[What you should do]:
Swap "candle-bear" for "candle-down" everywhere it occurs in the items below, and leave every other character unchanged.

[Bounding box items]
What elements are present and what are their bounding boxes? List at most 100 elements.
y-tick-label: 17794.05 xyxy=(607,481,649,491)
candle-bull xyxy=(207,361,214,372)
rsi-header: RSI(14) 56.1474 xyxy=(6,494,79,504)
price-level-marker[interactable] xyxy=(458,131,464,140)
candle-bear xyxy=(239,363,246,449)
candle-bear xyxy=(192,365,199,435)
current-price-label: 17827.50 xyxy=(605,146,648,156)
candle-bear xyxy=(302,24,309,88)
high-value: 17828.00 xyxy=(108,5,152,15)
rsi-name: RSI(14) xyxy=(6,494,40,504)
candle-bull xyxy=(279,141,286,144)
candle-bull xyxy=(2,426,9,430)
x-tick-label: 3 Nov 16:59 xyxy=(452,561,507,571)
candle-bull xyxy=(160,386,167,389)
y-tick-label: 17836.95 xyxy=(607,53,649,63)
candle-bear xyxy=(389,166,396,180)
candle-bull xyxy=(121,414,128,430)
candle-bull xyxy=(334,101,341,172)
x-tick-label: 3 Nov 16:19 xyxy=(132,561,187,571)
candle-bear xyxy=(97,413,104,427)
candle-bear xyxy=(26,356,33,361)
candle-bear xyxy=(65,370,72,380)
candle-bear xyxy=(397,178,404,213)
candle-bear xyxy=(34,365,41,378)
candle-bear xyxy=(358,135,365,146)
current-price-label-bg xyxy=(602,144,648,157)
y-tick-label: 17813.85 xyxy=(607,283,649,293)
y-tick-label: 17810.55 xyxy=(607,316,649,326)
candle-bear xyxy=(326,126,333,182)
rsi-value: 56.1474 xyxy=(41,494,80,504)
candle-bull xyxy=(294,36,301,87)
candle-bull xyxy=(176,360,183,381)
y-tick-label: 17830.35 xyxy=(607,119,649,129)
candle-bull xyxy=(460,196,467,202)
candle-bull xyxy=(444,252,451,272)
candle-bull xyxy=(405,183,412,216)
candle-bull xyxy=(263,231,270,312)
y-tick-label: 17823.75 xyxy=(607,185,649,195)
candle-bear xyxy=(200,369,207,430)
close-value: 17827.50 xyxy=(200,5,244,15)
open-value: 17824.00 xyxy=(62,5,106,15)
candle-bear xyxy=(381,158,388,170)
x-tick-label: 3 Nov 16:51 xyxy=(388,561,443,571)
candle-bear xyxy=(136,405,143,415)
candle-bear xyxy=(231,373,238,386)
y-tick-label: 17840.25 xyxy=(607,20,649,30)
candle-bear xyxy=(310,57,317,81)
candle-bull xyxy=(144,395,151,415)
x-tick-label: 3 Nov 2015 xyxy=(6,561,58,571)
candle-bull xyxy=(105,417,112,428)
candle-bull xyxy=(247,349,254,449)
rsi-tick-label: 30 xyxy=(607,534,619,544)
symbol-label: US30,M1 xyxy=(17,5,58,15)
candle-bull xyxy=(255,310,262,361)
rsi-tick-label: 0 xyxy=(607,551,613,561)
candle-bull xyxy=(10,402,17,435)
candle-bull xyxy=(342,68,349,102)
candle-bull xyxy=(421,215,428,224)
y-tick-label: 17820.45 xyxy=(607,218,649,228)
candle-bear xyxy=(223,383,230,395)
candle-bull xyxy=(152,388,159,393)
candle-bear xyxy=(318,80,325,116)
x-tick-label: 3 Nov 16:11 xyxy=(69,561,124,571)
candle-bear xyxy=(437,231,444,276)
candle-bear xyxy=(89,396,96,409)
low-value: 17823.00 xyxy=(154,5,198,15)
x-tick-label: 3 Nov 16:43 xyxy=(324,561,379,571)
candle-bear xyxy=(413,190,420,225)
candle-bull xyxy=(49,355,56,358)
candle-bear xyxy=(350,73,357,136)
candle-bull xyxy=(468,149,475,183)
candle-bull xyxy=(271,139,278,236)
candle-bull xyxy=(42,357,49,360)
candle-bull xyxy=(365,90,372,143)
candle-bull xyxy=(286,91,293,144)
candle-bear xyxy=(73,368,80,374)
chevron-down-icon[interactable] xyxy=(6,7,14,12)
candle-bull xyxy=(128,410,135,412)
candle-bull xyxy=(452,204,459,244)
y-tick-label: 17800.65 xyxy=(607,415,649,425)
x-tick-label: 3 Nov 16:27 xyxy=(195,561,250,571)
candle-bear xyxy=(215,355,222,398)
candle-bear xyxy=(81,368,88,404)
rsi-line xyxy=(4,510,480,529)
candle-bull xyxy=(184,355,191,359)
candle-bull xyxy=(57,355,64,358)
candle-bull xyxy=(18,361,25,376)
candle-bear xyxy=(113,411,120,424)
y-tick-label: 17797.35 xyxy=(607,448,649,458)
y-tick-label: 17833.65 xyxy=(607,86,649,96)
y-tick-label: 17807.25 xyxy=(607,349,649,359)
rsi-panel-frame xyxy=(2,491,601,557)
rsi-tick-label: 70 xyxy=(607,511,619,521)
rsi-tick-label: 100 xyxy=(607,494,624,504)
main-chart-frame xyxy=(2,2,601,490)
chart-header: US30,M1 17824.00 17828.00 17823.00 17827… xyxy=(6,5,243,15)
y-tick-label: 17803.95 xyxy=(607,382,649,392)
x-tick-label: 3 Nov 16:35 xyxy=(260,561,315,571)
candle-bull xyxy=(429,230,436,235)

[Exercise answer]:
What elements are present and what are their bounding boxes? List at most 100 elements.
y-tick-label: 17794.05 xyxy=(607,481,649,491)
candle-bull xyxy=(207,361,214,372)
rsi-header: RSI(14) 56.1474 xyxy=(6,494,79,504)
price-level-marker[interactable] xyxy=(458,131,464,140)
candle-down xyxy=(239,363,246,449)
candle-down xyxy=(192,365,199,435)
current-price-label: 17827.50 xyxy=(605,146,648,156)
candle-down xyxy=(302,24,309,88)
high-value: 17828.00 xyxy=(108,5,152,15)
rsi-name: RSI(14) xyxy=(6,494,40,504)
candle-bull xyxy=(279,141,286,144)
candle-bull xyxy=(2,426,9,430)
x-tick-label: 3 Nov 16:59 xyxy=(452,561,507,571)
candle-bull xyxy=(160,386,167,389)
y-tick-label: 17836.95 xyxy=(607,53,649,63)
candle-down xyxy=(389,166,396,180)
candle-bull xyxy=(121,414,128,430)
candle-bull xyxy=(334,101,341,172)
x-tick-label: 3 Nov 16:19 xyxy=(132,561,187,571)
candle-down xyxy=(97,413,104,427)
candle-down xyxy=(26,356,33,361)
candle-down xyxy=(65,370,72,380)
candle-down xyxy=(397,178,404,213)
candle-down xyxy=(34,365,41,378)
candle-down xyxy=(358,135,365,146)
current-price-label-bg xyxy=(602,144,648,157)
y-tick-label: 17813.85 xyxy=(607,283,649,293)
y-tick-label: 17810.55 xyxy=(607,316,649,326)
candle-down xyxy=(326,126,333,182)
rsi-value: 56.1474 xyxy=(41,494,80,504)
candle-bull xyxy=(294,36,301,87)
candle-bull xyxy=(176,360,183,381)
y-tick-label: 17830.35 xyxy=(607,119,649,129)
candle-bull xyxy=(460,196,467,202)
candle-bull xyxy=(444,252,451,272)
candle-bull xyxy=(405,183,412,216)
candle-bull xyxy=(263,231,270,312)
y-tick-label: 17823.75 xyxy=(607,185,649,195)
candle-down xyxy=(200,369,207,430)
close-value: 17827.50 xyxy=(200,5,244,15)
open-value: 17824.00 xyxy=(62,5,106,15)
candle-down xyxy=(381,158,388,170)
x-tick-label: 3 Nov 16:51 xyxy=(388,561,443,571)
candle-down xyxy=(136,405,143,415)
candle-down xyxy=(231,373,238,386)
y-tick-label: 17840.25 xyxy=(607,20,649,30)
candle-down xyxy=(310,57,317,81)
candle-bull xyxy=(144,395,151,415)
x-tick-label: 3 Nov 2015 xyxy=(6,561,58,571)
candle-bull xyxy=(105,417,112,428)
candle-bull xyxy=(247,349,254,449)
rsi-tick-label: 30 xyxy=(607,534,619,544)
symbol-label: US30,M1 xyxy=(17,5,58,15)
candle-bull xyxy=(255,310,262,361)
rsi-tick-label: 0 xyxy=(607,551,613,561)
candle-bull xyxy=(10,402,17,435)
candle-bull xyxy=(342,68,349,102)
candle-bull xyxy=(421,215,428,224)
y-tick-label: 17820.45 xyxy=(607,218,649,228)
candle-down xyxy=(223,383,230,395)
candle-bull xyxy=(152,388,159,393)
candle-down xyxy=(318,80,325,116)
x-tick-label: 3 Nov 16:11 xyxy=(69,561,124,571)
candle-down xyxy=(437,231,444,276)
candle-down xyxy=(89,396,96,409)
low-value: 17823.00 xyxy=(154,5,198,15)
x-tick-label: 3 Nov 16:43 xyxy=(324,561,379,571)
candle-down xyxy=(413,190,420,225)
candle-bull xyxy=(49,355,56,358)
candle-down xyxy=(350,73,357,136)
candle-bull xyxy=(468,149,475,183)
candle-bull xyxy=(271,139,278,236)
candle-bull xyxy=(42,357,49,360)
candle-bull xyxy=(365,90,372,143)
candle-bull xyxy=(286,91,293,144)
candle-down xyxy=(73,368,80,374)
chevron-down-icon[interactable] xyxy=(6,7,14,12)
candle-bull xyxy=(128,410,135,412)
candle-bull xyxy=(452,204,459,244)
y-tick-label: 17800.65 xyxy=(607,415,649,425)
x-tick-label: 3 Nov 16:27 xyxy=(195,561,250,571)
candle-down xyxy=(215,355,222,398)
candle-down xyxy=(81,368,88,404)
rsi-line xyxy=(4,510,480,529)
candle-bull xyxy=(184,355,191,359)
candle-bull xyxy=(57,355,64,358)
candle-bull xyxy=(18,361,25,376)
candle-down xyxy=(113,411,120,424)
y-tick-label: 17797.35 xyxy=(607,448,649,458)
y-tick-label: 17833.65 xyxy=(607,86,649,96)
y-tick-label: 17807.25 xyxy=(607,349,649,359)
rsi-panel-frame xyxy=(2,491,601,557)
rsi-tick-label: 70 xyxy=(607,511,619,521)
rsi-tick-label: 100 xyxy=(607,494,624,504)
main-chart-frame xyxy=(2,2,601,490)
chart-header: US30,M1 17824.00 17828.00 17823.00 17827… xyxy=(6,5,243,15)
y-tick-label: 17803.95 xyxy=(607,382,649,392)
x-tick-label: 3 Nov 16:35 xyxy=(260,561,315,571)
candle-bull xyxy=(429,230,436,235)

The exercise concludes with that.